* INSTRUCTIONS FOR THE TASK
Keep every line where the word "contents" appears; drop the rest.

>> START SOURCE MATERIAL

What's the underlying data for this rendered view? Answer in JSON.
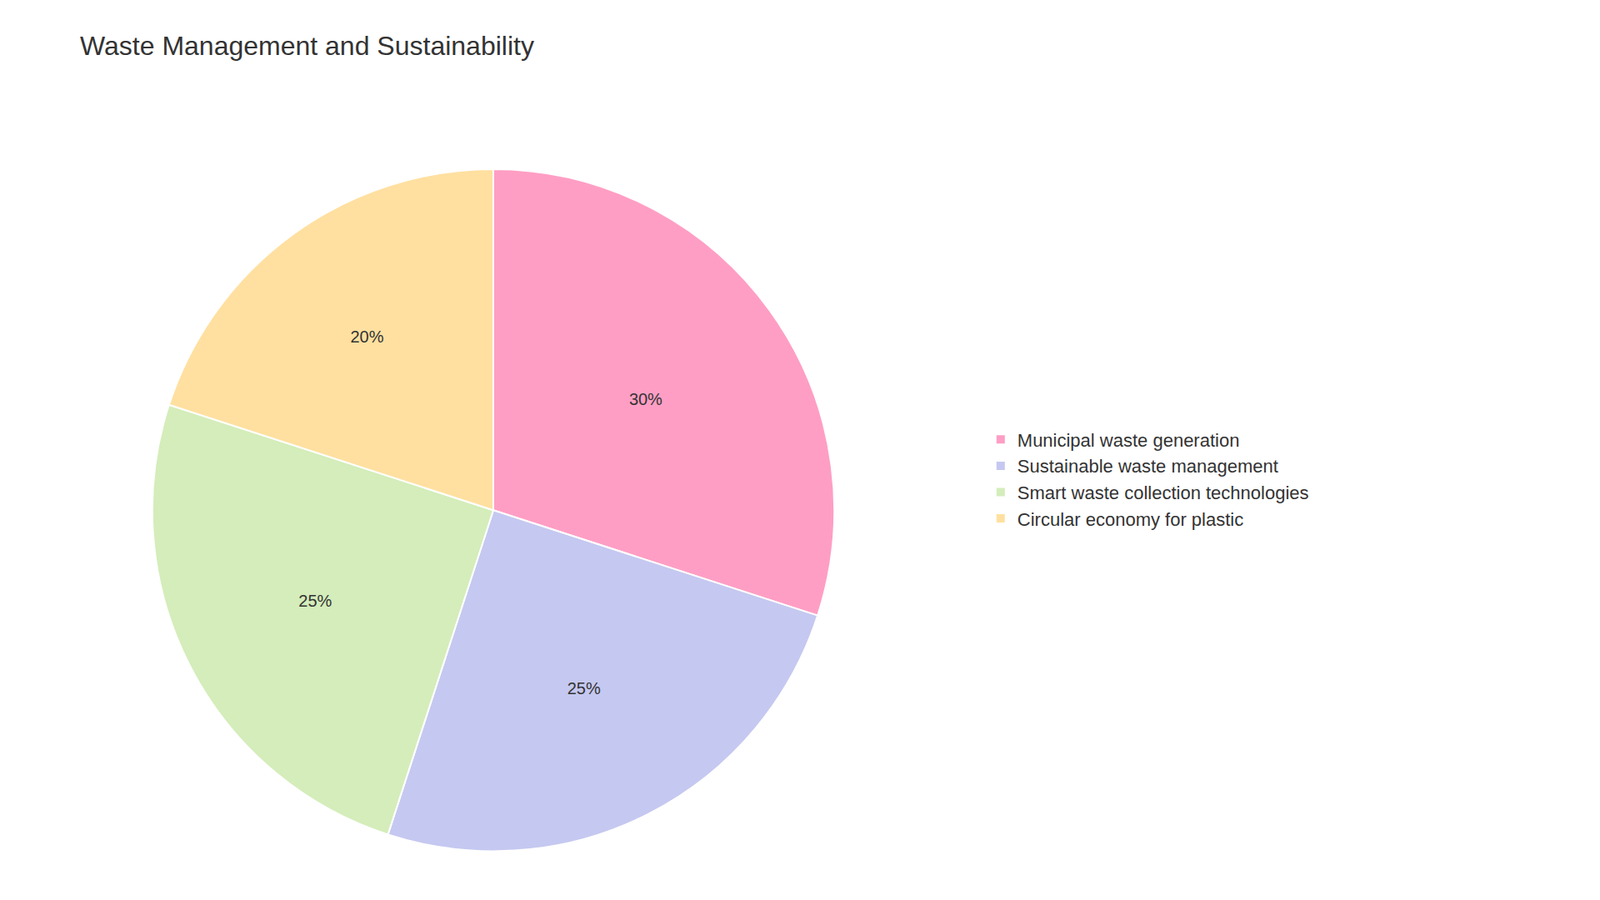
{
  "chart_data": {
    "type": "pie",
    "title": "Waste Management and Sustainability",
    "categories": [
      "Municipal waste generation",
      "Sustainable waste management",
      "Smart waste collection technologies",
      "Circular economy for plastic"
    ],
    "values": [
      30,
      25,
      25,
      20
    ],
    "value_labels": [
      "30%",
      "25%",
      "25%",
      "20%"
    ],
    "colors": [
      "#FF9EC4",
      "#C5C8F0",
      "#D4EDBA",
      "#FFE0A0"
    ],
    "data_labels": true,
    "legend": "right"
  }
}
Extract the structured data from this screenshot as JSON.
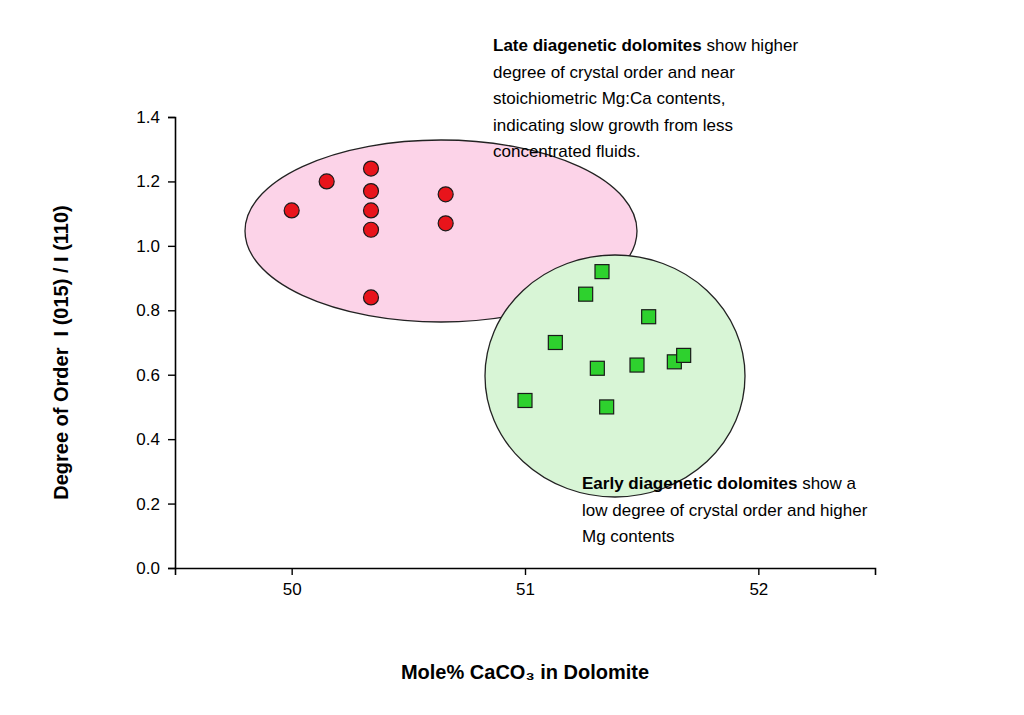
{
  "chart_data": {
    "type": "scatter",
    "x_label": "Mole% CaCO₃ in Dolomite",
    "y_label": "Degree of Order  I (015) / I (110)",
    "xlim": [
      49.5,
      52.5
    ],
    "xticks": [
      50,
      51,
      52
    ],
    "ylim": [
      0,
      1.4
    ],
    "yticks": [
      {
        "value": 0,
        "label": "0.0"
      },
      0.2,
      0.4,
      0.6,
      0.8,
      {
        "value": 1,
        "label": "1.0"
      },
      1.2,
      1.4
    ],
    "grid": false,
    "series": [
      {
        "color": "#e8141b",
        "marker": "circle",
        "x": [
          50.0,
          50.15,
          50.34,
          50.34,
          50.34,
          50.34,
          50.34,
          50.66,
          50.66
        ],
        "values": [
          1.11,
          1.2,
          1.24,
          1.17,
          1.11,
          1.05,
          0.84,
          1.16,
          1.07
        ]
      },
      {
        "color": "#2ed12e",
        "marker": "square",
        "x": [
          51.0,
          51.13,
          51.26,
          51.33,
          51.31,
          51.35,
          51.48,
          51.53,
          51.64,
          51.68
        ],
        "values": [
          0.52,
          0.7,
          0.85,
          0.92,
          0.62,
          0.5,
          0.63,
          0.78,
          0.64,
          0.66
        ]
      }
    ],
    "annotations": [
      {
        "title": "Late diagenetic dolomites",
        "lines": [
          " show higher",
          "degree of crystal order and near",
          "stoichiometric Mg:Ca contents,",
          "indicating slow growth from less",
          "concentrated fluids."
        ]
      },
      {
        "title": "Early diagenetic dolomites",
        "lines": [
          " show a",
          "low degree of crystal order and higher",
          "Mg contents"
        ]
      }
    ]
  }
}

>> END SOURCE MATERIAL
>> START SOURCE MATERIAL

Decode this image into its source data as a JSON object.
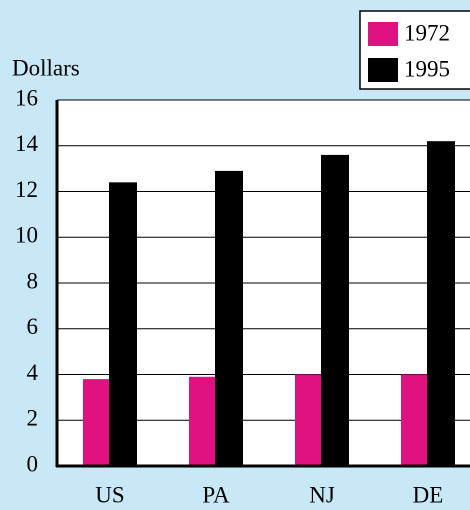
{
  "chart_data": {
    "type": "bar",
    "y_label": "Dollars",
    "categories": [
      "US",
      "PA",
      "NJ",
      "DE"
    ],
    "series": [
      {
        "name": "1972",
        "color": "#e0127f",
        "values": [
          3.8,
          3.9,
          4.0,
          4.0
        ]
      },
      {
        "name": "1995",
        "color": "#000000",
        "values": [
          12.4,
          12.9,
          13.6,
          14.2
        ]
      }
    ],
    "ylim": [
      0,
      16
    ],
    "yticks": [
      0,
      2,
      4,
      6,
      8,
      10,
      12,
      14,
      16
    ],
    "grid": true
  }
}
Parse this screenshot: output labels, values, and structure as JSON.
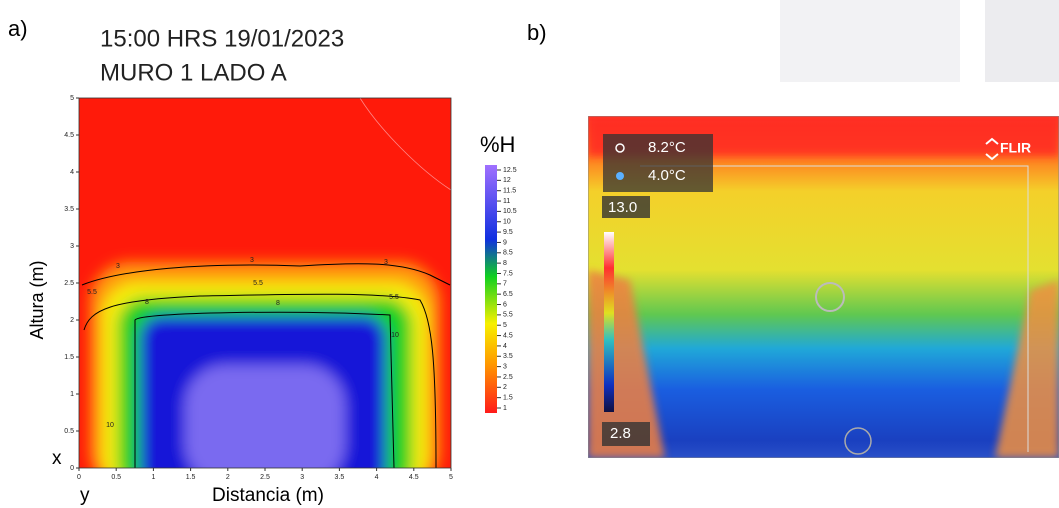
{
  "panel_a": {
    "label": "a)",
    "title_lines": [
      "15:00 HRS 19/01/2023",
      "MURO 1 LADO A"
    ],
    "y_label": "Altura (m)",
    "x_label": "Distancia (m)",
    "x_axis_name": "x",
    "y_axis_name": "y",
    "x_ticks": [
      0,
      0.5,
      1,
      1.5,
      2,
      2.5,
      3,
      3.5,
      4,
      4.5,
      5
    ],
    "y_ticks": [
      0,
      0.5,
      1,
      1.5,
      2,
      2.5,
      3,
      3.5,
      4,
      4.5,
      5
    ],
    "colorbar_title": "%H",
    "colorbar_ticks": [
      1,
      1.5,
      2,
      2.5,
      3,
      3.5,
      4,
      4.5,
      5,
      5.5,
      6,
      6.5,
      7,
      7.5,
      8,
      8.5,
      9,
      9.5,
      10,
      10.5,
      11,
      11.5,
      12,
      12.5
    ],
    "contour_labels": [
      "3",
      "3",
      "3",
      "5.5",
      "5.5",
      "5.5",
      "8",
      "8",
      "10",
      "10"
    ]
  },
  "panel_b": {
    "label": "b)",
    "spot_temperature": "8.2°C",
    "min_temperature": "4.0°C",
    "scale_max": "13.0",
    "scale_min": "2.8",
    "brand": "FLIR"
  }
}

>> END SOURCE MATERIAL

* EXERCISE RESPONSE
          "stoichiometric Mg:Ca contents,",
          "Mg contents"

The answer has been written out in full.